### Data entries
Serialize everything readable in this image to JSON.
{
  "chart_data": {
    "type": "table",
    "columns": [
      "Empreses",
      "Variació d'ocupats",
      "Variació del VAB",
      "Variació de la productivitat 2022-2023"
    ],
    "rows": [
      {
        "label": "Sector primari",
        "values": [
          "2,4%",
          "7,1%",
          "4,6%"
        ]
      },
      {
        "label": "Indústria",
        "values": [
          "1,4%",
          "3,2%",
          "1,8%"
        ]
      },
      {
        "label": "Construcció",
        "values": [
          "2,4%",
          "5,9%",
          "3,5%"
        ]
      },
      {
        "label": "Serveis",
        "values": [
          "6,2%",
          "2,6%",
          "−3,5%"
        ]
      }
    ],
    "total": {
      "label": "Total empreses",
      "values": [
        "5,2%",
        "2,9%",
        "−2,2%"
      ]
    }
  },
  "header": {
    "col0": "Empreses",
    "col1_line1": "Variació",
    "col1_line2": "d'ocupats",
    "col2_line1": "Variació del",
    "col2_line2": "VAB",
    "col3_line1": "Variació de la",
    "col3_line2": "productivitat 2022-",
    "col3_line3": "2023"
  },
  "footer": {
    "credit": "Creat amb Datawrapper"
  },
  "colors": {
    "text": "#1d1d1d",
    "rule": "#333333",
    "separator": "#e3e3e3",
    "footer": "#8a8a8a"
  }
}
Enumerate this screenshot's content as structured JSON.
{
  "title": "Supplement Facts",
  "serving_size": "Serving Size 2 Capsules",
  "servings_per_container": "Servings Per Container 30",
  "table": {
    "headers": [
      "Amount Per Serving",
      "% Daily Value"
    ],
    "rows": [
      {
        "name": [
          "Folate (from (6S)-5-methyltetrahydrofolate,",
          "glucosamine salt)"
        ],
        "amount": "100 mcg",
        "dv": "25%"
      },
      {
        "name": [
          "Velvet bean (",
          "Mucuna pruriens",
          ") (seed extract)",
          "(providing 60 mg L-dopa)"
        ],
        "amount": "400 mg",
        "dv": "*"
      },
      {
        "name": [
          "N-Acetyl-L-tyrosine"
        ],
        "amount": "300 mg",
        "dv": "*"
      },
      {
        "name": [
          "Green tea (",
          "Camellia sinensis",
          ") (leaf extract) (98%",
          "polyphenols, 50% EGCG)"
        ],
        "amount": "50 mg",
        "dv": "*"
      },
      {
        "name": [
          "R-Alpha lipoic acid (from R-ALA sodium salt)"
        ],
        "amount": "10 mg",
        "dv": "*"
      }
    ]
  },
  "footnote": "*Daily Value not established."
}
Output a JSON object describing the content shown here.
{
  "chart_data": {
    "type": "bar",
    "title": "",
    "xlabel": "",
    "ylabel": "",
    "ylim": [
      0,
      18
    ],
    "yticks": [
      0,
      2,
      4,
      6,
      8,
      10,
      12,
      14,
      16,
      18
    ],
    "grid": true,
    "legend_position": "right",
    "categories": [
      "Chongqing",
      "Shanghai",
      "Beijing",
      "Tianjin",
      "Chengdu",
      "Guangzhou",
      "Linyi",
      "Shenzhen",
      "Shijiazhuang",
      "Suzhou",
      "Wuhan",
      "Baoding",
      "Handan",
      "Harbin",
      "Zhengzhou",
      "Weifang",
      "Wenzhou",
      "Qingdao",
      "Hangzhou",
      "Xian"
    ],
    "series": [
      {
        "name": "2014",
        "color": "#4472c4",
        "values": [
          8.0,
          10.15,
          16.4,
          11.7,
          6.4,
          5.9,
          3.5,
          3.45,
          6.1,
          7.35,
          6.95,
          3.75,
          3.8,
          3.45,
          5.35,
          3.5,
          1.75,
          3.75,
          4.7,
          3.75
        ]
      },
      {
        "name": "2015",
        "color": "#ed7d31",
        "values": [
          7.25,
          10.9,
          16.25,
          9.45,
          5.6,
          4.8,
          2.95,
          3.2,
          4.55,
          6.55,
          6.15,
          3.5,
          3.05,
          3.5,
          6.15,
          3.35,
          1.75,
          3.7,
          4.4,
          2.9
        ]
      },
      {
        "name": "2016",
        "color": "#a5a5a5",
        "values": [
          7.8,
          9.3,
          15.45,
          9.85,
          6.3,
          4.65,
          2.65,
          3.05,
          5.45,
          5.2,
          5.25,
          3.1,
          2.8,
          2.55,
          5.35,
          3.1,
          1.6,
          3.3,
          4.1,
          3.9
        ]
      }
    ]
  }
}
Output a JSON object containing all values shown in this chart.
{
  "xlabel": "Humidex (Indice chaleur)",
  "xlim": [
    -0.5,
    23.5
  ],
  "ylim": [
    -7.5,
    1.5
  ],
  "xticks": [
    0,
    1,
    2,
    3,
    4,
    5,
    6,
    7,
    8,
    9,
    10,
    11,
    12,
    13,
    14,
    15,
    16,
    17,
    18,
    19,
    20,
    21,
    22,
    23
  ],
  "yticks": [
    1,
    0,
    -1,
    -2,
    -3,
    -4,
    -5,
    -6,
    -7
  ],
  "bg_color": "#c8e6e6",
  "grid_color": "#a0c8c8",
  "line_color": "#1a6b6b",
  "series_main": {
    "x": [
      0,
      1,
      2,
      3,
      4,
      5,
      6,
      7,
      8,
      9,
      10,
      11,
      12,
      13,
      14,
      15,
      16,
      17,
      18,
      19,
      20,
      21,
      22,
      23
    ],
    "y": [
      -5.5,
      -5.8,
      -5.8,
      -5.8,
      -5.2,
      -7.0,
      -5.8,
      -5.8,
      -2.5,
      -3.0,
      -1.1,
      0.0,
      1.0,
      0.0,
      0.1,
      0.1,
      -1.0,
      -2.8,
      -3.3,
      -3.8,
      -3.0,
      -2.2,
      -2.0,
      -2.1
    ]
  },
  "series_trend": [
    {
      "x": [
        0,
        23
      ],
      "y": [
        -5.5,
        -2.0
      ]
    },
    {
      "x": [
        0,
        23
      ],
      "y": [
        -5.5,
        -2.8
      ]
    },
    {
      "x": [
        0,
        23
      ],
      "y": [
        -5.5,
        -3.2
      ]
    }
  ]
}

### WHAT NEEDS TO BE DONE
Please set down the whole listing above without altering a single line.

### TASK RESULT
Serialize everything readable in this image to JSON.
{
  "chart_data": {
    "type": "table",
    "columns": [
      "Empreses",
      "Variació d'ocupats",
      "Variació del VAB",
      "Variació de la productivitat 2022-2023"
    ],
    "rows": [
      {
        "label": "Sector primari",
        "values": [
          "2,4%",
          "7,1%",
          "4,6%"
        ]
      },
      {
        "label": "Indústria",
        "values": [
          "1,4%",
          "3,2%",
          "1,8%"
        ]
      },
      {
        "label": "Construcció",
        "values": [
          "2,4%",
          "5,9%",
          "3,5%"
        ]
      },
      {
        "label": "Serveis",
        "values": [
          "6,2%",
          "2,6%",
          "−3,5%"
        ]
      }
    ],
    "total": {
      "label": "Total empreses",
      "values": [
        "5,2%",
        "2,9%",
        "−2,2%"
      ]
    }
  },
  "header": {
    "col0": "Empreses",
    "col1_line1": "Variació",
    "col1_line2": "d'ocupats",
    "col2_line1": "Variació del",
    "col2_line2": "VAB",
    "col3_line1": "Variació de la",
    "col3_line2": "productivitat 2022-",
    "col3_line3": "2023"
  },
  "footer": {
    "credit": "Creat amb Datawrapper"
  },
  "colors": {
    "text": "#1d1d1d",
    "rule": "#333333",
    "separator": "#e3e3e3",
    "footer": "#8a8a8a"
  }
}
Enumerate this screenshot's content as structured JSON.
{
  "title": "Supplement Facts",
  "serving_size": "Serving Size 2 Capsules",
  "servings_per_container": "Servings Per Container 30",
  "table": {
    "headers": [
      "Amount Per Serving",
      "% Daily Value"
    ],
    "rows": [
      {
        "name": [
          "Folate (from (6S)-5-methyltetrahydrofolate,",
          "glucosamine salt)"
        ],
        "amount": "100 mcg",
        "dv": "25%"
      },
      {
        "name": [
          "Velvet bean (",
          "Mucuna pruriens",
          ") (seed extract)",
          "(providing 60 mg L-dopa)"
        ],
        "amount": "400 mg",
        "dv": "*"
      },
      {
        "name": [
          "N-Acetyl-L-tyrosine"
        ],
        "amount": "300 mg",
        "dv": "*"
      },
      {
        "name": [
          "Green tea (",
          "Camellia sinensis",
          ") (leaf extract) (98%",
          "polyphenols, 50% EGCG)"
        ],
        "amount": "50 mg",
        "dv": "*"
      },
      {
        "name": [
          "R-Alpha lipoic acid (from R-ALA sodium salt)"
        ],
        "amount": "10 mg",
        "dv": "*"
      }
    ]
  },
  "footnote": "*Daily Value not established."
}
Output a JSON object describing the content shown here.
{
  "chart_data": {
    "type": "bar",
    "title": "",
    "xlabel": "",
    "ylabel": "",
    "ylim": [
      0,
      18
    ],
    "yticks": [
      0,
      2,
      4,
      6,
      8,
      10,
      12,
      14,
      16,
      18
    ],
    "grid": true,
    "legend_position": "right",
    "categories": [
      "Chongqing",
      "Shanghai",
      "Beijing",
      "Tianjin",
      "Chengdu",
      "Guangzhou",
      "Linyi",
      "Shenzhen",
      "Shijiazhuang",
      "Suzhou",
      "Wuhan",
      "Baoding",
      "Handan",
      "Harbin",
      "Zhengzhou",
      "Weifang",
      "Wenzhou",
      "Qingdao",
      "Hangzhou",
      "Xian"
    ],
    "series": [
      {
        "name": "2014",
        "color": "#4472c4",
        "values": [
          8.0,
          10.15,
          16.4,
          11.7,
          6.4,
          5.9,
          3.5,
          3.45,
          6.1,
          7.35,
          6.95,
          3.75,
          3.8,
          3.45,
          5.35,
          3.5,
          1.75,
          3.75,
          4.7,
          3.75
        ]
      },
      {
        "name": "2015",
        "color": "#ed7d31",
        "values": [
          7.25,
          10.9,
          16.25,
          9.45,
          5.6,
          4.8,
          2.95,
          3.2,
          4.55,
          6.55,
          6.15,
          3.5,
          3.05,
          3.5,
          6.15,
          3.35,
          1.75,
          3.7,
          4.4,
          2.9
        ]
      },
      {
        "name": "2016",
        "color": "#a5a5a5",
        "values": [
          7.8,
          9.3,
          15.45,
          9.85,
          6.3,
          4.65,
          2.65,
          3.05,
          5.45,
          5.2,
          5.25,
          3.1,
          2.8,
          2.55,
          5.35,
          3.1,
          1.6,
          3.3,
          4.1,
          3.9
        ]
      }
    ]
  }
}
Output a JSON object containing all values shown in this chart.
{
  "xlabel": "Humidex (Indice chaleur)",
  "xlim": [
    -0.5,
    23.5
  ],
  "ylim": [
    -7.5,
    1.5
  ],
  "xticks": [
    0,
    1,
    2,
    3,
    4,
    5,
    6,
    7,
    8,
    9,
    10,
    11,
    12,
    13,
    14,
    15,
    16,
    17,
    18,
    19,
    20,
    21,
    22,
    23
  ],
  "yticks": [
    1,
    0,
    -1,
    -2,
    -3,
    -4,
    -5,
    -6,
    -7
  ],
  "bg_color": "#c8e6e6",
  "grid_color": "#a0c8c8",
  "line_color": "#1a6b6b",
  "series_main": {
    "x": [
      0,
      1,
      2,
      3,
      4,
      5,
      6,
      7,
      8,
      9,
      10,
      11,
      12,
      13,
      14,
      15,
      16,
      17,
      18,
      19,
      20,
      21,
      22,
      23
    ],
    "y": [
      -5.5,
      -5.8,
      -5.8,
      -5.8,
      -5.2,
      -7.0,
      -5.8,
      -5.8,
      -2.5,
      -3.0,
      -1.1,
      0.0,
      1.0,
      0.0,
      0.1,
      0.1,
      -1.0,
      -2.8,
      -3.3,
      -3.8,
      -3.0,
      -2.2,
      -2.0,
      -2.1
    ]
  },
  "series_trend": [
    {
      "x": [
        0,
        23
      ],
      "y": [
        -5.5,
        -2.0
      ]
    },
    {
      "x": [
        0,
        23
      ],
      "y": [
        -5.5,
        -2.8
      ]
    },
    {
      "x": [
        0,
        23
      ],
      "y": [
        -5.5,
        -3.2
      ]
    }
  ]
}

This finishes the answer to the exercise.